Records contained in a dataset
----------
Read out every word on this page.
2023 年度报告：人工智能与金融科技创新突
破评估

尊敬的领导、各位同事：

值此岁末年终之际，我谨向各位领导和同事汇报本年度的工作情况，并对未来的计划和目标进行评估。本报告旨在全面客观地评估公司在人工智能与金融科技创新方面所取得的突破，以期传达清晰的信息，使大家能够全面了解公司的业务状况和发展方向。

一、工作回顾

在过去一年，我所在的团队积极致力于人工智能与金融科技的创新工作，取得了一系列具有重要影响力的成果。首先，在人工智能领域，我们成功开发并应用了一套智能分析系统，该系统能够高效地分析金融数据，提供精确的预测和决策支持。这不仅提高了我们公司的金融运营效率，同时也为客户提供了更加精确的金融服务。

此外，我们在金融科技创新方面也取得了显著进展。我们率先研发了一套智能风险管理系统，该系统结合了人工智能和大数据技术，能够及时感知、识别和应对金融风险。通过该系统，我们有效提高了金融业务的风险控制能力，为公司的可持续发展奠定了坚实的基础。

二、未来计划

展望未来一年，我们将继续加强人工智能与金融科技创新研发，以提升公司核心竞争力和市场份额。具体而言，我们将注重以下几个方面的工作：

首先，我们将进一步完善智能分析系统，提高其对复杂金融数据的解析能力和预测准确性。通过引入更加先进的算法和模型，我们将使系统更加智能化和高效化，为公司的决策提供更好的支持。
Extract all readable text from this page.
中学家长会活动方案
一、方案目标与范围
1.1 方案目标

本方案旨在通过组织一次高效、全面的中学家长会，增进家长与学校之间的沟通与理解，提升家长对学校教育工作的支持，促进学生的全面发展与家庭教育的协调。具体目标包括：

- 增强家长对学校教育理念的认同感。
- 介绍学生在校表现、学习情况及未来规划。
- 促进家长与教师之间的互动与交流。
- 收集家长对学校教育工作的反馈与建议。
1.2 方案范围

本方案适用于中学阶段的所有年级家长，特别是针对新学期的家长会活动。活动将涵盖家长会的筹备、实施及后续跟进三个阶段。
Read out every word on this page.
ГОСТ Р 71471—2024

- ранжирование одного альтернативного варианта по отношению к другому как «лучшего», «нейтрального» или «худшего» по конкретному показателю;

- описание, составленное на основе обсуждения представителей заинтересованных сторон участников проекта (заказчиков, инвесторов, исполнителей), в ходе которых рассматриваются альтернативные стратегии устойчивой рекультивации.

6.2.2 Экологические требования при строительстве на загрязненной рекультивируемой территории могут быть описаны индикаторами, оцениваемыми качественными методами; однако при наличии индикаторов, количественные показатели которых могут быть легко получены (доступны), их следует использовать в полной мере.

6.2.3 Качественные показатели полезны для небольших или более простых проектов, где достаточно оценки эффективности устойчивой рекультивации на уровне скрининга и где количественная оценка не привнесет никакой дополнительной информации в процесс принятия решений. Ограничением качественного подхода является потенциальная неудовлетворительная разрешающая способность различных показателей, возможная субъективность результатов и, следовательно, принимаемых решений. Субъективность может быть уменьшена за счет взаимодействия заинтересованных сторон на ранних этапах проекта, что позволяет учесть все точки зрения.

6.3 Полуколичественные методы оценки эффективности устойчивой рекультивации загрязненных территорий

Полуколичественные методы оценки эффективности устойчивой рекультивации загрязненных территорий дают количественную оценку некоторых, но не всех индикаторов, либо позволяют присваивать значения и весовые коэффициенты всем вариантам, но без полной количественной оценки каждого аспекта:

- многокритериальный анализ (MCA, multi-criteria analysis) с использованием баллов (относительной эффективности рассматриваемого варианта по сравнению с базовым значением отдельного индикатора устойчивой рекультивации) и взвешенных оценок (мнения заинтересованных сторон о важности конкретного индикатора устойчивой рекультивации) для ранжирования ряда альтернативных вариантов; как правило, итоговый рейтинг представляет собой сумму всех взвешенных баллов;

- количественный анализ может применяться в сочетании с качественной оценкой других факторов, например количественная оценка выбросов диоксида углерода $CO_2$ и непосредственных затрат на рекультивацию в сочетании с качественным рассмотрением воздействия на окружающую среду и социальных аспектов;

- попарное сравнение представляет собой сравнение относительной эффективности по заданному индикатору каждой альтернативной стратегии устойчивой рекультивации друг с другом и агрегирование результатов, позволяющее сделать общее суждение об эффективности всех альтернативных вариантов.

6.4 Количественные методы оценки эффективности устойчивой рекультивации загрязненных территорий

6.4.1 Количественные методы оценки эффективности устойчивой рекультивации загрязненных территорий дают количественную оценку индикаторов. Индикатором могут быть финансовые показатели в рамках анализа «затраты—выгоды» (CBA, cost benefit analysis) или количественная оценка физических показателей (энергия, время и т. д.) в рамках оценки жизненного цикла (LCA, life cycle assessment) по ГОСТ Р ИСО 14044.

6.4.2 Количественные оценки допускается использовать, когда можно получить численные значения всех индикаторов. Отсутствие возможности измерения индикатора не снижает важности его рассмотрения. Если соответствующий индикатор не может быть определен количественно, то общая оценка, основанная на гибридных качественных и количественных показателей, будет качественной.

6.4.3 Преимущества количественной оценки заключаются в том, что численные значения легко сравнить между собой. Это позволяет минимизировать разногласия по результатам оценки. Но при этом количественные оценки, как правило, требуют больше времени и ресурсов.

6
----------
• _Task directions_
Scan the entries above. Copy each line that has the string "легко".

• _The solution_
6.2.2 Экологические требования при строительстве на загрязненной рекультивируемой территории могут быть описаны индикаторами, оцениваемыми качественными методами; однако при наличии индикаторов, количественные показатели которых могут быть легко получены (доступны), их следует использовать в полной мере.
6.4.3 Преимущества количественной оценки заключаются в том, что численные значения легко сравнить между собой. Это позволяет минимизировать разногласия по результатам оценки. Но при этом количественные оценки, как правило, требуют больше времени и ресурсов.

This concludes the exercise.